Stored items:
— start —

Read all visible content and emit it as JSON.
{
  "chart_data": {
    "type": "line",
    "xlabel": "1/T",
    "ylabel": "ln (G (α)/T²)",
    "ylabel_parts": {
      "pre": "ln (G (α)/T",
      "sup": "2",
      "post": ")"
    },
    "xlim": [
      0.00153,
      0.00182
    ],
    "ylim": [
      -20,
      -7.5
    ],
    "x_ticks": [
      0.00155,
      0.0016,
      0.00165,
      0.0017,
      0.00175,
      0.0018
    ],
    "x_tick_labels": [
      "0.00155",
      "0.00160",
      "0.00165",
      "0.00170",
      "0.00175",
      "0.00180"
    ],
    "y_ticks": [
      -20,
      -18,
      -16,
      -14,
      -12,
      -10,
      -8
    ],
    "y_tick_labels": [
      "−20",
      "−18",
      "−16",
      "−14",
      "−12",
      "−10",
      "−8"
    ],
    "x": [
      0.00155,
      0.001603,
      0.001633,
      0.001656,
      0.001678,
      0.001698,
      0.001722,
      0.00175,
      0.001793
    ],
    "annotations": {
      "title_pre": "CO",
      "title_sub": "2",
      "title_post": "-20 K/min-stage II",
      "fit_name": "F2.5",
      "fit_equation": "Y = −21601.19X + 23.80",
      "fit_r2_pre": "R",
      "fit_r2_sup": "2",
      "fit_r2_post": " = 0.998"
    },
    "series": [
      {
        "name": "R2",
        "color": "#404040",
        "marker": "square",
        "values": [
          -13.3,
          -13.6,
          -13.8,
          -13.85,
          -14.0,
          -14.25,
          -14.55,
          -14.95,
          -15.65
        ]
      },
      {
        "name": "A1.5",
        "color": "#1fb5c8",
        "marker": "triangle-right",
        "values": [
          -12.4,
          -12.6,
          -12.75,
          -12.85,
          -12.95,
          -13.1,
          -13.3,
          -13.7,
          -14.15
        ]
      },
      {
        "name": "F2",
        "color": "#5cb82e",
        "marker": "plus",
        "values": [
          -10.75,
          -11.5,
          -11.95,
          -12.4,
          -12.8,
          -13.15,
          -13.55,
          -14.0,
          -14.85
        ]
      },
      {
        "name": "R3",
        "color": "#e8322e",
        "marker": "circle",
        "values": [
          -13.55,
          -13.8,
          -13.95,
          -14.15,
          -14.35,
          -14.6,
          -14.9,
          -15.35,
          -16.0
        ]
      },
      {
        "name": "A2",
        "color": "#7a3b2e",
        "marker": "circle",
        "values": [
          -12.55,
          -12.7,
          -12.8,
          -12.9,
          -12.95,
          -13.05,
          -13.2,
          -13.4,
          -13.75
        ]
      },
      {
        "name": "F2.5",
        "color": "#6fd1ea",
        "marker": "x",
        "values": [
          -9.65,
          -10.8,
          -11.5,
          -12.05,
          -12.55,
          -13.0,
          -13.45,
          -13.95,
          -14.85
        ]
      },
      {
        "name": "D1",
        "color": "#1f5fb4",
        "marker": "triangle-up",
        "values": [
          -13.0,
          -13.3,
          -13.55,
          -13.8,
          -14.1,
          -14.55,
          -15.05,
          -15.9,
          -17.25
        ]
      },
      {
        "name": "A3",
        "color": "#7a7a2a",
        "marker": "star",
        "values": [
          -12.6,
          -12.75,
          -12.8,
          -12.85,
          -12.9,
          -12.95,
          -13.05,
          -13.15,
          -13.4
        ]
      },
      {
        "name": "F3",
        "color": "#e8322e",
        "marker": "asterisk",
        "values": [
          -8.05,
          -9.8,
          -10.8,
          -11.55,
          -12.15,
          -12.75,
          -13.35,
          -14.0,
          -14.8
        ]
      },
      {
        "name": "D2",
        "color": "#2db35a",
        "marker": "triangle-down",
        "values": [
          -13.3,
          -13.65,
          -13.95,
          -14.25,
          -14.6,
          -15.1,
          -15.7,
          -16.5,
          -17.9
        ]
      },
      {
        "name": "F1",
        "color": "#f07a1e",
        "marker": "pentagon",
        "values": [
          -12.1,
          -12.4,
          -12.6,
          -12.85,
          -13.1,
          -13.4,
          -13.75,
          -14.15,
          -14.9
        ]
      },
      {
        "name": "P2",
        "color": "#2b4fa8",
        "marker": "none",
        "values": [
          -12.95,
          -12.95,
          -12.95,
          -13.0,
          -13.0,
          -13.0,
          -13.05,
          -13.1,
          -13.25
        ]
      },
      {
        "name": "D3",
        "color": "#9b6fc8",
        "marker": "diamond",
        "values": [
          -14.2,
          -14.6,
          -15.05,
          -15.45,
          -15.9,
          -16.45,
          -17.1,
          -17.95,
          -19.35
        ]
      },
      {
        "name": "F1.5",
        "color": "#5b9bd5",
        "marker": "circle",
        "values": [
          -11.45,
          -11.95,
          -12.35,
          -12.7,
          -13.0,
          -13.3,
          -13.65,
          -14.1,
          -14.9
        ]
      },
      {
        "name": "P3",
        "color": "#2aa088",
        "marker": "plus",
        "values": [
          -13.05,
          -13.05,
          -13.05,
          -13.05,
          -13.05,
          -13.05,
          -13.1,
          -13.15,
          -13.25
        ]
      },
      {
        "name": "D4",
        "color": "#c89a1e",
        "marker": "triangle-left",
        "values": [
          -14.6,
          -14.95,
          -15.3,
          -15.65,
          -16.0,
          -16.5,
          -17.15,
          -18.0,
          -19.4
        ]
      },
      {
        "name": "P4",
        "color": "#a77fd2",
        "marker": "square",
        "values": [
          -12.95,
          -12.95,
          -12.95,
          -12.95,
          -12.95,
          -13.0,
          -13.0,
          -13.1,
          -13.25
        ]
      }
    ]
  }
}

— end —

Reproduce the entries above exactly.

> _Reply_
Read all visible content and emit it as JSON.
{
  "chart_data": {
    "type": "line",
    "xlabel": "1/T",
    "ylabel": "ln (G (α)/T²)",
    "ylabel_parts": {
      "pre": "ln (G (α)/T",
      "sup": "2",
      "post": ")"
    },
    "xlim": [
      0.00153,
      0.00182
    ],
    "ylim": [
      -20,
      -7.5
    ],
    "x_ticks": [
      0.00155,
      0.0016,
      0.00165,
      0.0017,
      0.00175,
      0.0018
    ],
    "x_tick_labels": [
      "0.00155",
      "0.00160",
      "0.00165",
      "0.00170",
      "0.00175",
      "0.00180"
    ],
    "y_ticks": [
      -20,
      -18,
      -16,
      -14,
      -12,
      -10,
      -8
    ],
    "y_tick_labels": [
      "−20",
      "−18",
      "−16",
      "−14",
      "−12",
      "−10",
      "−8"
    ],
    "x": [
      0.00155,
      0.001603,
      0.001633,
      0.001656,
      0.001678,
      0.001698,
      0.001722,
      0.00175,
      0.001793
    ],
    "annotations": {
      "title_pre": "CO",
      "title_sub": "2",
      "title_post": "-20 K/min-stage II",
      "fit_name": "F2.5",
      "fit_equation": "Y = −21601.19X + 23.80",
      "fit_r2_pre": "R",
      "fit_r2_sup": "2",
      "fit_r2_post": " = 0.998"
    },
    "series": [
      {
        "name": "R2",
        "color": "#404040",
        "marker": "square",
        "values": [
          -13.3,
          -13.6,
          -13.8,
          -13.85,
          -14.0,
          -14.25,
          -14.55,
          -14.95,
          -15.65
        ]
      },
      {
        "name": "A1.5",
        "color": "#1fb5c8",
        "marker": "triangle-right",
        "values": [
          -12.4,
          -12.6,
          -12.75,
          -12.85,
          -12.95,
          -13.1,
          -13.3,
          -13.7,
          -14.15
        ]
      },
      {
        "name": "F2",
        "color": "#5cb82e",
        "marker": "plus",
        "values": [
          -10.75,
          -11.5,
          -11.95,
          -12.4,
          -12.8,
          -13.15,
          -13.55,
          -14.0,
          -14.85
        ]
      },
      {
        "name": "R3",
        "color": "#e8322e",
        "marker": "circle",
        "values": [
          -13.55,
          -13.8,
          -13.95,
          -14.15,
          -14.35,
          -14.6,
          -14.9,
          -15.35,
          -16.0
        ]
      },
      {
        "name": "A2",
        "color": "#7a3b2e",
        "marker": "circle",
        "values": [
          -12.55,
          -12.7,
          -12.8,
          -12.9,
          -12.95,
          -13.05,
          -13.2,
          -13.4,
          -13.75
        ]
      },
      {
        "name": "F2.5",
        "color": "#6fd1ea",
        "marker": "x",
        "values": [
          -9.65,
          -10.8,
          -11.5,
          -12.05,
          -12.55,
          -13.0,
          -13.45,
          -13.95,
          -14.85
        ]
      },
      {
        "name": "D1",
        "color": "#1f5fb4",
        "marker": "triangle-up",
        "values": [
          -13.0,
          -13.3,
          -13.55,
          -13.8,
          -14.1,
          -14.55,
          -15.05,
          -15.9,
          -17.25
        ]
      },
      {
        "name": "A3",
        "color": "#7a7a2a",
        "marker": "star",
        "values": [
          -12.6,
          -12.75,
          -12.8,
          -12.85,
          -12.9,
          -12.95,
          -13.05,
          -13.15,
          -13.4
        ]
      },
      {
        "name": "F3",
        "color": "#e8322e",
        "marker": "asterisk",
        "values": [
          -8.05,
          -9.8,
          -10.8,
          -11.55,
          -12.15,
          -12.75,
          -13.35,
          -14.0,
          -14.8
        ]
      },
      {
        "name": "D2",
        "color": "#2db35a",
        "marker": "triangle-down",
        "values": [
          -13.3,
          -13.65,
          -13.95,
          -14.25,
          -14.6,
          -15.1,
          -15.7,
          -16.5,
          -17.9
        ]
      },
      {
        "name": "F1",
        "color": "#f07a1e",
        "marker": "pentagon",
        "values": [
          -12.1,
          -12.4,
          -12.6,
          -12.85,
          -13.1,
          -13.4,
          -13.75,
          -14.15,
          -14.9
        ]
      },
      {
        "name": "P2",
        "color": "#2b4fa8",
        "marker": "none",
        "values": [
          -12.95,
          -12.95,
          -12.95,
          -13.0,
          -13.0,
          -13.0,
          -13.05,
          -13.1,
          -13.25
        ]
      },
      {
        "name": "D3",
        "color": "#9b6fc8",
        "marker": "diamond",
        "values": [
          -14.2,
          -14.6,
          -15.05,
          -15.45,
          -15.9,
          -16.45,
          -17.1,
          -17.95,
          -19.35
        ]
      },
      {
        "name": "F1.5",
        "color": "#5b9bd5",
        "marker": "circle",
        "values": [
          -11.45,
          -11.95,
          -12.35,
          -12.7,
          -13.0,
          -13.3,
          -13.65,
          -14.1,
          -14.9
        ]
      },
      {
        "name": "P3",
        "color": "#2aa088",
        "marker": "plus",
        "values": [
          -13.05,
          -13.05,
          -13.05,
          -13.05,
          -13.05,
          -13.05,
          -13.1,
          -13.15,
          -13.25
        ]
      },
      {
        "name": "D4",
        "color": "#c89a1e",
        "marker": "triangle-left",
        "values": [
          -14.6,
          -14.95,
          -15.3,
          -15.65,
          -16.0,
          -16.5,
          -17.15,
          -18.0,
          -19.4
        ]
      },
      {
        "name": "P4",
        "color": "#a77fd2",
        "marker": "square",
        "values": [
          -12.95,
          -12.95,
          -12.95,
          -12.95,
          -12.95,
          -13.0,
          -13.0,
          -13.1,
          -13.25
        ]
      }
    ]
  }
}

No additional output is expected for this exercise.